#### [TASK PROMPT]
Return each line of the listing that contains the string "England".

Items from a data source
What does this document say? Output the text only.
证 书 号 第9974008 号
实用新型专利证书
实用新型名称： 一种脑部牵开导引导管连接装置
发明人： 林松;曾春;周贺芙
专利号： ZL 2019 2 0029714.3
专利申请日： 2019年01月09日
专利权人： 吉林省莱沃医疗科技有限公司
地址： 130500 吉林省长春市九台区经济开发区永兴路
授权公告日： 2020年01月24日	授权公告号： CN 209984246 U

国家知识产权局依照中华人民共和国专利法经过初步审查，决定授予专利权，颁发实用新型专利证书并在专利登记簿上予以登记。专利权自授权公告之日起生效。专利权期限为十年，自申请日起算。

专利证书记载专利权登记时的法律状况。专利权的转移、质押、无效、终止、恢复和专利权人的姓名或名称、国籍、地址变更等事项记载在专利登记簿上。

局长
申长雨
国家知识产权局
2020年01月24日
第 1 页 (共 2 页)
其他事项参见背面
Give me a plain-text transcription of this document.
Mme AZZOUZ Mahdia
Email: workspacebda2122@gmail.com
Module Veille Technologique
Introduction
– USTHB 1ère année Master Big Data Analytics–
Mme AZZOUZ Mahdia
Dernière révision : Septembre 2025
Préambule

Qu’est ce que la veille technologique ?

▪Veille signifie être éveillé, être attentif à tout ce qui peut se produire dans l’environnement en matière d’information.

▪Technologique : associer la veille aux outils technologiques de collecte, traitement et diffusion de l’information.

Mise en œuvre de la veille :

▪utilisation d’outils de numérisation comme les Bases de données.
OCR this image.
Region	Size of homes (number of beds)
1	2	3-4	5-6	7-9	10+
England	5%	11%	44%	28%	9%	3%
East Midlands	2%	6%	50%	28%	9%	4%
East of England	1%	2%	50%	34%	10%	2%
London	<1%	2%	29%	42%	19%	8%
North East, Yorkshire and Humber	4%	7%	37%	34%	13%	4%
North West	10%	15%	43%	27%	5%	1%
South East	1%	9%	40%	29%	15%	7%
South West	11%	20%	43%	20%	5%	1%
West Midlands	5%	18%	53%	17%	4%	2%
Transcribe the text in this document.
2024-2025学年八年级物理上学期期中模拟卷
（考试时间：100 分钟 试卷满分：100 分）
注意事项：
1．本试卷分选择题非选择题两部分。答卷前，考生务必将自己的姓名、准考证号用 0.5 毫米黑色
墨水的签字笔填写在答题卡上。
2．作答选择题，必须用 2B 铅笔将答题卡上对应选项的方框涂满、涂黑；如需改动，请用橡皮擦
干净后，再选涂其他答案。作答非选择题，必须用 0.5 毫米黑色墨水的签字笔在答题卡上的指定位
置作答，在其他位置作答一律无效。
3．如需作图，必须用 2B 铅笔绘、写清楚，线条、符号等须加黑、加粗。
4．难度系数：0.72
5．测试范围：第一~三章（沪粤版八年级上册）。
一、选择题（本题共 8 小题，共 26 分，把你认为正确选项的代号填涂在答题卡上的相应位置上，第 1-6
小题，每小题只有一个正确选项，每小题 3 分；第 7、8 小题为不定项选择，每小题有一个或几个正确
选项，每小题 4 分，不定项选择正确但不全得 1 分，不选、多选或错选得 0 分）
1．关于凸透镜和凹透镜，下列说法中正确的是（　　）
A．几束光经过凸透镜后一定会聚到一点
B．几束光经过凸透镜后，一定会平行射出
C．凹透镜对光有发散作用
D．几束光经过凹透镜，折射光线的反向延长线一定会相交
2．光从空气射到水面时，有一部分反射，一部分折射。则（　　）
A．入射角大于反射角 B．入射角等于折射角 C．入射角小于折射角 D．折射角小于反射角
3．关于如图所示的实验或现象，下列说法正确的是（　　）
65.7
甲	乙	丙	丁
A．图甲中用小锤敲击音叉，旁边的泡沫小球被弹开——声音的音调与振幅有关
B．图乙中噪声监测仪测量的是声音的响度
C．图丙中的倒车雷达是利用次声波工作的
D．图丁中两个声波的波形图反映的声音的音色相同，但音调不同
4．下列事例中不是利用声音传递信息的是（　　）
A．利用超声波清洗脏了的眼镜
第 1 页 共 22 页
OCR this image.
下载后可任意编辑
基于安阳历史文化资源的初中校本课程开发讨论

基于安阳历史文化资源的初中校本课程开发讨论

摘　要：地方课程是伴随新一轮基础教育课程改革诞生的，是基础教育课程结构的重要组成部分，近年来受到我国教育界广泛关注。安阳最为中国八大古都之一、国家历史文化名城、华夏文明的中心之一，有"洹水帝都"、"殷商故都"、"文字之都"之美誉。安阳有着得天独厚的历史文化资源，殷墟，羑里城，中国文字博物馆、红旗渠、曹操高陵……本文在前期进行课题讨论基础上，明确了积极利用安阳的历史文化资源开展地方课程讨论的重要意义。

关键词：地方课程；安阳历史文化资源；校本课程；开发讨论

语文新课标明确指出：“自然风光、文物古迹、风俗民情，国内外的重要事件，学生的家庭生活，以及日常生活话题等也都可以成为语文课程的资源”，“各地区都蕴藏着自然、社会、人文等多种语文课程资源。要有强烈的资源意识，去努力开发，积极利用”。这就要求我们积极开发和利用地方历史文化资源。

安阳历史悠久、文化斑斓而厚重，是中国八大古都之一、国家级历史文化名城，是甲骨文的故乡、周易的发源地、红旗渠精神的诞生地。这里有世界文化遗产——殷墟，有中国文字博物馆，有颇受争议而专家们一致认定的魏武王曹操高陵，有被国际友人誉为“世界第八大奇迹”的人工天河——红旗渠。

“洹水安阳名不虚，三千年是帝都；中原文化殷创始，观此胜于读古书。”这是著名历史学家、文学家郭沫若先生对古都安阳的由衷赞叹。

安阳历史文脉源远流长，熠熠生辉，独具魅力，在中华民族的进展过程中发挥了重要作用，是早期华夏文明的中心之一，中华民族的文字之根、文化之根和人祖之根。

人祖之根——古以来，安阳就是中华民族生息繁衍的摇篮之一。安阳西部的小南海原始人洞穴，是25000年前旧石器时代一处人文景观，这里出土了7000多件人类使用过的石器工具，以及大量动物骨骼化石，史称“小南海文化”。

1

#### [SOLUTION FOR THIS EXERCISE]
England	5%	11%	44%	28%	9%	3%
East of England	1%	2%	50%	34%	10%	2%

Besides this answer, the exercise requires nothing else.